## Work to do
From the material below, list every line containing "ștergătorul".

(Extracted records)
## start

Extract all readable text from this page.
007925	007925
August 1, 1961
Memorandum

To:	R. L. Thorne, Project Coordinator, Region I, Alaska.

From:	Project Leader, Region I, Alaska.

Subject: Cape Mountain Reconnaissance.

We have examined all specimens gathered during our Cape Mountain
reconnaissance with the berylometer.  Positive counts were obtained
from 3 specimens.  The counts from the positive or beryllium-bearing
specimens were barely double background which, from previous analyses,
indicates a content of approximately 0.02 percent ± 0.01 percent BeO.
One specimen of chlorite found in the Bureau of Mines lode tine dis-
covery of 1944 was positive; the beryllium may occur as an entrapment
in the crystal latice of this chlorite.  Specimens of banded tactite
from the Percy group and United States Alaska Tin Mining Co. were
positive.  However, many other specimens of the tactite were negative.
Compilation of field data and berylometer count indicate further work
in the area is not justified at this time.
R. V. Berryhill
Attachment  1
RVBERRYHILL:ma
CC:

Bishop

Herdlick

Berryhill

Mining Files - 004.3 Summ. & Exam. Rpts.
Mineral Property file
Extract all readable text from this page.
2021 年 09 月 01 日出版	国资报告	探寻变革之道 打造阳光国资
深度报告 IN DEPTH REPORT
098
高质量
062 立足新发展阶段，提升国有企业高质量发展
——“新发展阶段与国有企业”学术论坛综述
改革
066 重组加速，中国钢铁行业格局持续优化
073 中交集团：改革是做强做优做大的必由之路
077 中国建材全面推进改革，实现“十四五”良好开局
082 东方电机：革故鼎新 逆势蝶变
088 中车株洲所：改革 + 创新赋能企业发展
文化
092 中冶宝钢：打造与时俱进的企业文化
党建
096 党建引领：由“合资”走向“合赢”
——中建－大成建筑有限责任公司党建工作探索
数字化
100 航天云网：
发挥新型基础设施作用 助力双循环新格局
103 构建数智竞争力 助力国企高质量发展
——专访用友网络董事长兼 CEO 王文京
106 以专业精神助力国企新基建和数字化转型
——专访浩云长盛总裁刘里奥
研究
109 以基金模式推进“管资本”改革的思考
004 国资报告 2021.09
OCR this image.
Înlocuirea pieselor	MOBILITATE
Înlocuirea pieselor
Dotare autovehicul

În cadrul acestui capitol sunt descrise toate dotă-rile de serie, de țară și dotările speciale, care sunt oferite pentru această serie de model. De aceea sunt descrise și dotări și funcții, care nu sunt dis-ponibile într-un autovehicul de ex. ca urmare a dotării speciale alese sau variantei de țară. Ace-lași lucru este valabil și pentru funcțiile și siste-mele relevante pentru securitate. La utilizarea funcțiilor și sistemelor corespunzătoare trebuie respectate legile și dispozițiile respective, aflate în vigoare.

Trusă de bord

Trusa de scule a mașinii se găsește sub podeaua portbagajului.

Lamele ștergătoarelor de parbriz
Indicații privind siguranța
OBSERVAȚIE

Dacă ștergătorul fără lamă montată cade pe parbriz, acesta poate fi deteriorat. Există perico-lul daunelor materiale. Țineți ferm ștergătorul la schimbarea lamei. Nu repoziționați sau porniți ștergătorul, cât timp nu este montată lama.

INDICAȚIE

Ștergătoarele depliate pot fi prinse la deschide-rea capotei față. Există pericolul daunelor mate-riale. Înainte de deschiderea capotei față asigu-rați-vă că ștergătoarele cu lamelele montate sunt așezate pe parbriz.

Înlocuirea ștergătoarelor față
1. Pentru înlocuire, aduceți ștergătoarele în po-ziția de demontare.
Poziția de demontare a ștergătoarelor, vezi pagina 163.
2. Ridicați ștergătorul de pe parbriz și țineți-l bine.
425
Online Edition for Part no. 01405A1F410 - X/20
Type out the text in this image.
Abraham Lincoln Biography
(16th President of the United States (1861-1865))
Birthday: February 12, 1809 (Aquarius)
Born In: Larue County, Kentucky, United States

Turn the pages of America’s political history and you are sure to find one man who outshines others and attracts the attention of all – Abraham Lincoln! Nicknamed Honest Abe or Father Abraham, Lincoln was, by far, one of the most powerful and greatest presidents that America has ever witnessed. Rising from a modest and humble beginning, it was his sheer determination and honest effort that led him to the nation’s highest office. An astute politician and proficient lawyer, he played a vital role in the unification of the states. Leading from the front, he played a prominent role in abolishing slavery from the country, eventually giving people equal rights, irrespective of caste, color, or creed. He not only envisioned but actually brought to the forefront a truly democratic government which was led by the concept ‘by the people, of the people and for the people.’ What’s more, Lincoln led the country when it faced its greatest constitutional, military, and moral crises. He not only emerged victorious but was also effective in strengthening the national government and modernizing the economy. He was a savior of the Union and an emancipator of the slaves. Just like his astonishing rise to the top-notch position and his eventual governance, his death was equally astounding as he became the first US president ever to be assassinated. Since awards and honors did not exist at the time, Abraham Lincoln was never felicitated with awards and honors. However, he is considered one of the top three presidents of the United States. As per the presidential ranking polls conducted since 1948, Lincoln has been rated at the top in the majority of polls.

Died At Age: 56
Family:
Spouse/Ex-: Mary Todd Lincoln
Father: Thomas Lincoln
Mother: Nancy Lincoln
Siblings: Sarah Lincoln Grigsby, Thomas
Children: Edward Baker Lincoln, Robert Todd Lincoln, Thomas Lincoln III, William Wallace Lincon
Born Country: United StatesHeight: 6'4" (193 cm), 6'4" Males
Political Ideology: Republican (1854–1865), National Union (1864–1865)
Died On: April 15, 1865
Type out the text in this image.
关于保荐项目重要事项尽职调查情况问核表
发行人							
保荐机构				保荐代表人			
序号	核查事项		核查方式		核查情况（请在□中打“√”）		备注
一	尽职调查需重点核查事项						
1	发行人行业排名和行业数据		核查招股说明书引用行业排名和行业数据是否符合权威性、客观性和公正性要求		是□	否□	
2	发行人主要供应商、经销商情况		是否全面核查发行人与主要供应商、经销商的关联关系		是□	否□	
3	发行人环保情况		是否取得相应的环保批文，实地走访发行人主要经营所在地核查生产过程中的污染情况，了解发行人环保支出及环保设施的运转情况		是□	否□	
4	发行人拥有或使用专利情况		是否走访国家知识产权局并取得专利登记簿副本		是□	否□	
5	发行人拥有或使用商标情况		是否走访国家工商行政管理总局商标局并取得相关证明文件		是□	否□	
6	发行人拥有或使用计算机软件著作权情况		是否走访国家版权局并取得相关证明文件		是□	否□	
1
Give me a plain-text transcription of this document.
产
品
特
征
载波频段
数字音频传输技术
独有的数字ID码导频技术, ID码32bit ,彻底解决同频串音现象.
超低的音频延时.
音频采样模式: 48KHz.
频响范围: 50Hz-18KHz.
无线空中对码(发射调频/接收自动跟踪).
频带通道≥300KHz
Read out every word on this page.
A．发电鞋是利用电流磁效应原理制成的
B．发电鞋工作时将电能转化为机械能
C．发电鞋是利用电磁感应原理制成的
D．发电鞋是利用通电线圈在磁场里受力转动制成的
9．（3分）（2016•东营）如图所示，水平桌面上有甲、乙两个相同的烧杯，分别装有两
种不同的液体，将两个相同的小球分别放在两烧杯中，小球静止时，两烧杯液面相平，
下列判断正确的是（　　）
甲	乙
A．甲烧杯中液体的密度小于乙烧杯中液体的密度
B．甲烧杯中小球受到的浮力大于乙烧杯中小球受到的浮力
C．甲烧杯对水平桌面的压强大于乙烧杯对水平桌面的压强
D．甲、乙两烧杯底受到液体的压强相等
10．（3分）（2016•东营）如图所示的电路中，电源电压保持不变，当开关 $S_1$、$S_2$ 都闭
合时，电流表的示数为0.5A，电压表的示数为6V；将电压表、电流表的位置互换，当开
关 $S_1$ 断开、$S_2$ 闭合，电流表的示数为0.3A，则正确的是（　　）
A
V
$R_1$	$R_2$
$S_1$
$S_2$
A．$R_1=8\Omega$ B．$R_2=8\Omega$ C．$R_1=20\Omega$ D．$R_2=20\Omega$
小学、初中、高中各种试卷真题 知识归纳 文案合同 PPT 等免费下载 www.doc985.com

## end

## Answer for the task
Dacă ștergătorul fără lamă montată cade pe parbriz, acesta poate fi deteriorat. Există perico-lul daunelor materiale. Țineți ferm ștergătorul la schimbarea lamei. Nu repoziționați sau porniți ștergătorul, cât timp nu este montată lama.
2. Ridicați ștergătorul de pe parbriz și țineți-l bine.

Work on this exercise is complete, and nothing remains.